## SELECTED PASSAGE
==========

On 09.04.2012 18:44, Sven Van Caekenberghe wrote:
On 09 Apr 2012, at 11:48, Philippe Marschall wrote:
Hi
This is a small update on the work I've been doing on the AJP adapter for
Seaside. I've optimized the content rendering and reduced the amount of copying
it does for content rendering (header rendering still does more copying than
strictly necessary).
The most dramatic change is with a 16k response (WAFastRequestHandler) where
throughput is up from 75 Mbytes/s to 100 Mbytes/s [1]. This is now close to
saturating a gigabit link. With an 8k response (WADwBenchHandler) we're now at
about 7500 req/s [2] up from a about 6500 req/s. That's close to where the 2
byte response performance was back in February. Speaking of which a 2 byte
response (WASmallRequestHandler) is now at 8700 req/s [3] up from about 8100
req/s.
Apache 2.2.22 mpm_worker mod_proxy_ajp
CPU Intel(R) Core(TM)2 Duo CPU E7500 @ 2.93GHz
Cog r2540
You can get the code in the Seaside-Benchmark package in the addons repository
[4].
[1] https://gist.github.com/2339951
[2] https://gist.github.com/2339947
[3] https://gist.github.com/2339940
[4] http://www.squeaksource.com/Seaside31Addons
Cheers
Philippe
That is great news, Philippe.
I like the WADwBenchHandler because it does dynamically create a 25x25 table on
each request.
No, I modified it so that it just returns a "static" byte array. I
didn't want to benchmark any other code.
Proves that you can get far by optimizing really hard.
Another datapoint for those asking performance related questions.
Are the rendering optimizations that you did something that will be/become part
of Seaside proper ?
Yes and no. The parts where Seaside code was involved are in the latest
3.1 code. The rest is a custom subclass of WARequest that only works for
AJP. Moving this to Seaside would make no sense. The trick here is to
use a custom stream-like object that gets reused for every request and
to which I don't have to send #contents (because that makes a copy).
It's tricky because AJP uses 8k packets and I have to insert a header
and trailer at the packet boundaries. It would be simpler to do for HTTP
because you don't need to deal with packet boundaries. But tight
integration with the server is required.

==========

## EXERCISE DATA
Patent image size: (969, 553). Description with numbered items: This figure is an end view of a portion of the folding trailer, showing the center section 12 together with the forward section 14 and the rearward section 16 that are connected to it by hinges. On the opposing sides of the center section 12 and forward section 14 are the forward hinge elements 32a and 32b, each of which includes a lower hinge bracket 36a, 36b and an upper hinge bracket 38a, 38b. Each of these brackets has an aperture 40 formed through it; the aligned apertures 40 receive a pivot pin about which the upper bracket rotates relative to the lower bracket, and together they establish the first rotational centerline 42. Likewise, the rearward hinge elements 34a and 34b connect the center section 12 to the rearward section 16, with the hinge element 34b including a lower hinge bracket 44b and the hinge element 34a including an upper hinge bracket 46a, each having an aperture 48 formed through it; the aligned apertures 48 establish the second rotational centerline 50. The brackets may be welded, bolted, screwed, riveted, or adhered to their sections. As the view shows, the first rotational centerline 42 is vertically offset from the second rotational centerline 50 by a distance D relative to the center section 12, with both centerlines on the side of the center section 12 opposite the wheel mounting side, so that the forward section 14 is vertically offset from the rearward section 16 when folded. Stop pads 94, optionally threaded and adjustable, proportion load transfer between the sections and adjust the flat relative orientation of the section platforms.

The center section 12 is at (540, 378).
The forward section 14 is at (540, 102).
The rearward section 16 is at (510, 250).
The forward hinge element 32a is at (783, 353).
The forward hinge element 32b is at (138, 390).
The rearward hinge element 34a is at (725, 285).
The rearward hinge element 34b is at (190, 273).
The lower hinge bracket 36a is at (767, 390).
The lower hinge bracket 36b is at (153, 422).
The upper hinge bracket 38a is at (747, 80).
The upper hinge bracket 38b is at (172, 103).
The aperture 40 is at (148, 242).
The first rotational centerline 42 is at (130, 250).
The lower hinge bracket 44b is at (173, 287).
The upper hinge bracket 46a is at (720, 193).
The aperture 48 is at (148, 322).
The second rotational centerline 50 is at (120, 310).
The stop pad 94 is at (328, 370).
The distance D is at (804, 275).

==========

## ACTION ITEM
Name every request handler class mentioned in the Seaside AJP adapter thread. Use only the Seaside AJP adapter thread, not the items.

## SOLUTION
WAFastRequestHandler, WADwBenchHandler, WASmallRequestHandler